--- start Data for the task ---

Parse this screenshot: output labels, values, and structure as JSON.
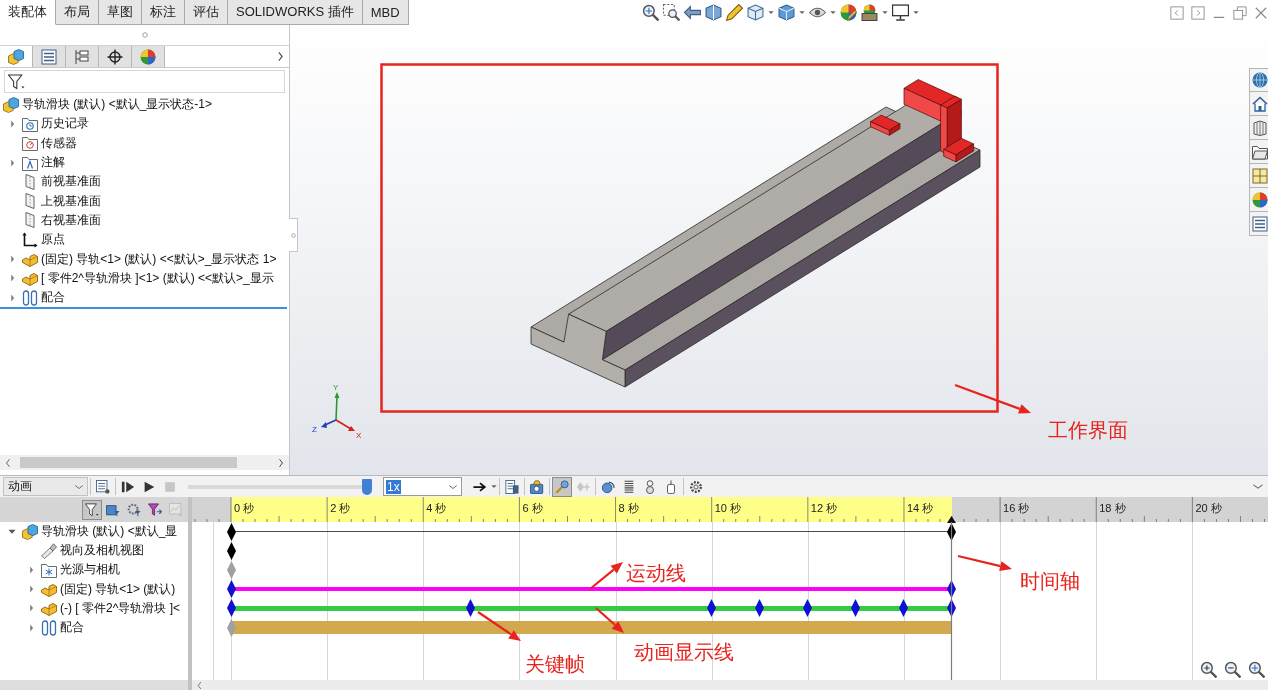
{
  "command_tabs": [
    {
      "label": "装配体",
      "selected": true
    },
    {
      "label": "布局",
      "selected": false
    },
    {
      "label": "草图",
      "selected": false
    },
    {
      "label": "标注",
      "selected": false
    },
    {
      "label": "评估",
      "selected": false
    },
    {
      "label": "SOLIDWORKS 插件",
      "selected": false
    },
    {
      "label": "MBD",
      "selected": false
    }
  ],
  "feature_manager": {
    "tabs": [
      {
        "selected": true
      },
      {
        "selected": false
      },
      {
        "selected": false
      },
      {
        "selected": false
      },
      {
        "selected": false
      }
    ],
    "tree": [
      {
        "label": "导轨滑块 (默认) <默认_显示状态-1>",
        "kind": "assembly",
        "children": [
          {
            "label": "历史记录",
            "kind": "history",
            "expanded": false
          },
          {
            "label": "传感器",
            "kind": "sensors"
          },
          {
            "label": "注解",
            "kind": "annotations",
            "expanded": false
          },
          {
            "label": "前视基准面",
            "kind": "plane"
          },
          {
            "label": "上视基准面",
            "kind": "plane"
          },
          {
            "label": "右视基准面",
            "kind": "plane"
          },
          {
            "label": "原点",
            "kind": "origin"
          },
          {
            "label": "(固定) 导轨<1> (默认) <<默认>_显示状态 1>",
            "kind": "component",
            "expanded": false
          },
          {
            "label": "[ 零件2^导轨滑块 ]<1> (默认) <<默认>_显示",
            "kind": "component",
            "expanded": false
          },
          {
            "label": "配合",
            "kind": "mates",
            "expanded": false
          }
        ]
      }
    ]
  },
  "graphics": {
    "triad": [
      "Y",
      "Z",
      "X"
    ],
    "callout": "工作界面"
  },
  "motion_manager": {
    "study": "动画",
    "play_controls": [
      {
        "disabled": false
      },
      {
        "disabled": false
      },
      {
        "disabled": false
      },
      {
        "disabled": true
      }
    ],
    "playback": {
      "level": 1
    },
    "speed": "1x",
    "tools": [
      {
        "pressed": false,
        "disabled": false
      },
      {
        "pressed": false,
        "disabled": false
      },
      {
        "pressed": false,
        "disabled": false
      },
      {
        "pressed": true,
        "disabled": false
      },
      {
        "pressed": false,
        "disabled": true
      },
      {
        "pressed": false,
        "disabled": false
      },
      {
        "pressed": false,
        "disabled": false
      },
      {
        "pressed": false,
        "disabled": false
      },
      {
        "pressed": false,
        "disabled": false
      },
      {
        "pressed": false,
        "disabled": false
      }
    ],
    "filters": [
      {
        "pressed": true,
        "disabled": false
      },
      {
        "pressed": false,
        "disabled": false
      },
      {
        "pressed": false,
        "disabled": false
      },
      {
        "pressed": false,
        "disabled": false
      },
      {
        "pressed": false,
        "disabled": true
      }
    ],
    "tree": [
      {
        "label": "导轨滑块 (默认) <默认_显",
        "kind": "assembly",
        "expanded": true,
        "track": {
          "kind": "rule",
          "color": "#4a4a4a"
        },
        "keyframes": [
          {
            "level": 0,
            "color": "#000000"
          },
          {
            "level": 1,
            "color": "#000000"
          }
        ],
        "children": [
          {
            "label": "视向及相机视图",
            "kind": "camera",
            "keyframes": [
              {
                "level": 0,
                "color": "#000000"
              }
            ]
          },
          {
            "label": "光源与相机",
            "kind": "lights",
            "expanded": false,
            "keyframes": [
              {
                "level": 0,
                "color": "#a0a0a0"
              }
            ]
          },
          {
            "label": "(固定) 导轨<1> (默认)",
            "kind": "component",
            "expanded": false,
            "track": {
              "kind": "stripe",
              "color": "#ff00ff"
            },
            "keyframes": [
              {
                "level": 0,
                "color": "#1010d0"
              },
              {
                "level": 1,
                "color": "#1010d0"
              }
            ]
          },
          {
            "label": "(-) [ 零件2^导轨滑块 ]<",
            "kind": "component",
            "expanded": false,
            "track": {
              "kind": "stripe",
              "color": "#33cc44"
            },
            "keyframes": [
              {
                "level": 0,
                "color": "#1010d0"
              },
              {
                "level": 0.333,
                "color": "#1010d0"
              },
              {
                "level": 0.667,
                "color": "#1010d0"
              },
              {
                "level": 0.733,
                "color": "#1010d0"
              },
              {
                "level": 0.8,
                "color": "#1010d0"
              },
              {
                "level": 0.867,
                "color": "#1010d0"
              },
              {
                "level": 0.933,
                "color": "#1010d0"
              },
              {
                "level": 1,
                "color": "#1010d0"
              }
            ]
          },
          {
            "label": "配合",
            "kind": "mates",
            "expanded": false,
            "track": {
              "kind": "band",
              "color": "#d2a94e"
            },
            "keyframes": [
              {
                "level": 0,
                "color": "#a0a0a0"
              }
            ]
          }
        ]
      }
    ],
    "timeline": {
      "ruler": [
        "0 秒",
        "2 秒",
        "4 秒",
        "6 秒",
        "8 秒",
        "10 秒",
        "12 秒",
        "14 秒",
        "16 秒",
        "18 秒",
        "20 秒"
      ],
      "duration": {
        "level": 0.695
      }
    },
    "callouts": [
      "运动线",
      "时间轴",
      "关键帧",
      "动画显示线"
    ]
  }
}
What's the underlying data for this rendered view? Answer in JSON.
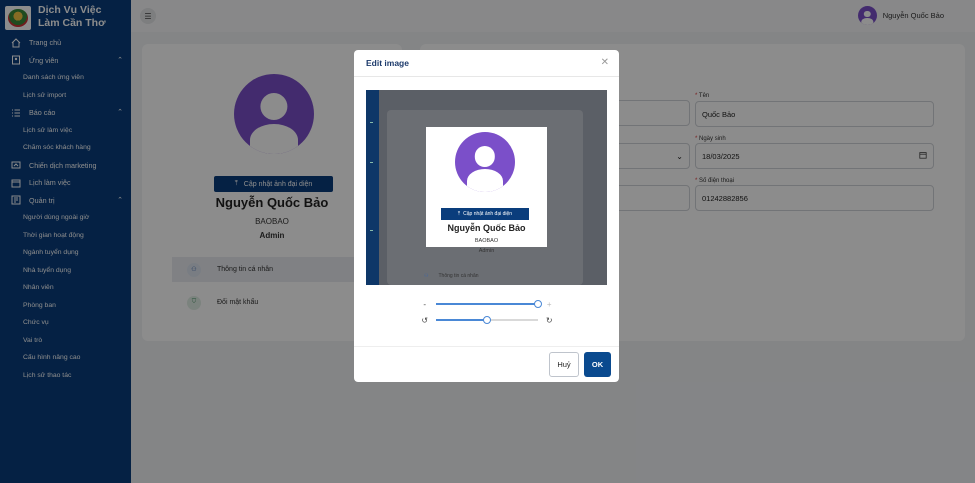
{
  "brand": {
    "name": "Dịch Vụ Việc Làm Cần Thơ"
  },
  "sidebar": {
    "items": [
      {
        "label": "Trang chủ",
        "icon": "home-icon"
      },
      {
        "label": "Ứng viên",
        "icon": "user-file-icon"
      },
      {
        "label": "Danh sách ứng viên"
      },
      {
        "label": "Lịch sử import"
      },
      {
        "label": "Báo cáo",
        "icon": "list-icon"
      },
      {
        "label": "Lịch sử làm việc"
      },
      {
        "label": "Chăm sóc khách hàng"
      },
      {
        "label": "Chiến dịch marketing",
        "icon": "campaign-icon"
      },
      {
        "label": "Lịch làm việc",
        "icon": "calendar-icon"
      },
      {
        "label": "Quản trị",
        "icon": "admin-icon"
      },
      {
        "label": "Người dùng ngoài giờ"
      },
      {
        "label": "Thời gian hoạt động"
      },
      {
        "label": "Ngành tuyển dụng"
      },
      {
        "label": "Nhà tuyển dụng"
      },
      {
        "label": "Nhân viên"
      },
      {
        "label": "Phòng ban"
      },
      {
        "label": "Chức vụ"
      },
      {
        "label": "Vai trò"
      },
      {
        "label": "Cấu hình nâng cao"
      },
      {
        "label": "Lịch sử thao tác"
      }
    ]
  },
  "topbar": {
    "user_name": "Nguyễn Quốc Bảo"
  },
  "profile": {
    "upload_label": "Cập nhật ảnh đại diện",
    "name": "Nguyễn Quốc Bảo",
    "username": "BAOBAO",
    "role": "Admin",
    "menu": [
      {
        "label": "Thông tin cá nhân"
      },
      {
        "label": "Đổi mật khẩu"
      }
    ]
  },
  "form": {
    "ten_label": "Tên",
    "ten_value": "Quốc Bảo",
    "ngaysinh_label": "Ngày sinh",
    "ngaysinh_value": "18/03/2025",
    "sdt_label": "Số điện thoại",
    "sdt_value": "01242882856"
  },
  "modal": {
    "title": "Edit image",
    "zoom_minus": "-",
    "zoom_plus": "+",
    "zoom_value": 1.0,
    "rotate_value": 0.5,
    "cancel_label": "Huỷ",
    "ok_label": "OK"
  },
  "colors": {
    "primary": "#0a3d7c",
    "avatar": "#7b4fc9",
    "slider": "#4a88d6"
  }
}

--- end Data for the task ---
--- start Data for the task ---

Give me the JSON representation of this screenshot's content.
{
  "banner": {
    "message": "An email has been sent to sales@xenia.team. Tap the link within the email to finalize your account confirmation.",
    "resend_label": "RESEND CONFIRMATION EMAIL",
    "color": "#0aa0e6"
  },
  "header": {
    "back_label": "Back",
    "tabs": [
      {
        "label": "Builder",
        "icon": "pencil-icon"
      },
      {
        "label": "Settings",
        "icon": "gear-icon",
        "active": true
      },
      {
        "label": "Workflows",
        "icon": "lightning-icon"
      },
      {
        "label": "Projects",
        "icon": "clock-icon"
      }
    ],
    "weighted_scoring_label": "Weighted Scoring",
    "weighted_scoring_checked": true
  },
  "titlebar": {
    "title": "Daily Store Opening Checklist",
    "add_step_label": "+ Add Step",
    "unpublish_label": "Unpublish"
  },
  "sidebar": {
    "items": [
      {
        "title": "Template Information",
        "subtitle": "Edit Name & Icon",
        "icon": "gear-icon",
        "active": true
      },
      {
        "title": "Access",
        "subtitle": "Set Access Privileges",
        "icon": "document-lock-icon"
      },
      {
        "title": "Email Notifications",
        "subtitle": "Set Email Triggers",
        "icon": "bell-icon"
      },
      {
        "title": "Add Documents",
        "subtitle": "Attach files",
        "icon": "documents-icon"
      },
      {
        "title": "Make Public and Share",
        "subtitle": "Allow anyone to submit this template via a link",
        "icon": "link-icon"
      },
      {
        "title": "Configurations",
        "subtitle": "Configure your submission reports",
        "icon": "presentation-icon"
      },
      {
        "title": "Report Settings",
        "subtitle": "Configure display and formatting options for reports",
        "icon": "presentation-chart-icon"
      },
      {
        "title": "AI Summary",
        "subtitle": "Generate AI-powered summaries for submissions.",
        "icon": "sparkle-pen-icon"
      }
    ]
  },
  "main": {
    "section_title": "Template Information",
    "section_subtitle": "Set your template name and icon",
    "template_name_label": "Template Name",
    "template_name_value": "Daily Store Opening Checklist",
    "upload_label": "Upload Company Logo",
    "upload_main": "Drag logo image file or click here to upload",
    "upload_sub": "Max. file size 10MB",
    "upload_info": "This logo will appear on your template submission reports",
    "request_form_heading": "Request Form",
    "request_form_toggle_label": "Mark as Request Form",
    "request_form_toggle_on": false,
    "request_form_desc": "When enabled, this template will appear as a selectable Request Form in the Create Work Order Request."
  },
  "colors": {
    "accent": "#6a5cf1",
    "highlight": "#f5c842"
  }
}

--- end Data for the task ---

**Goal of the exercise**. Search the listing for the string "JSON". Copy each line where it turns up.

**Solved problem**.
Parse this screenshot: output labels, values, and structure as JSON.
What's the underlying data for this rendered view? Answer in JSON.
Give me the JSON representation of this screenshot's content.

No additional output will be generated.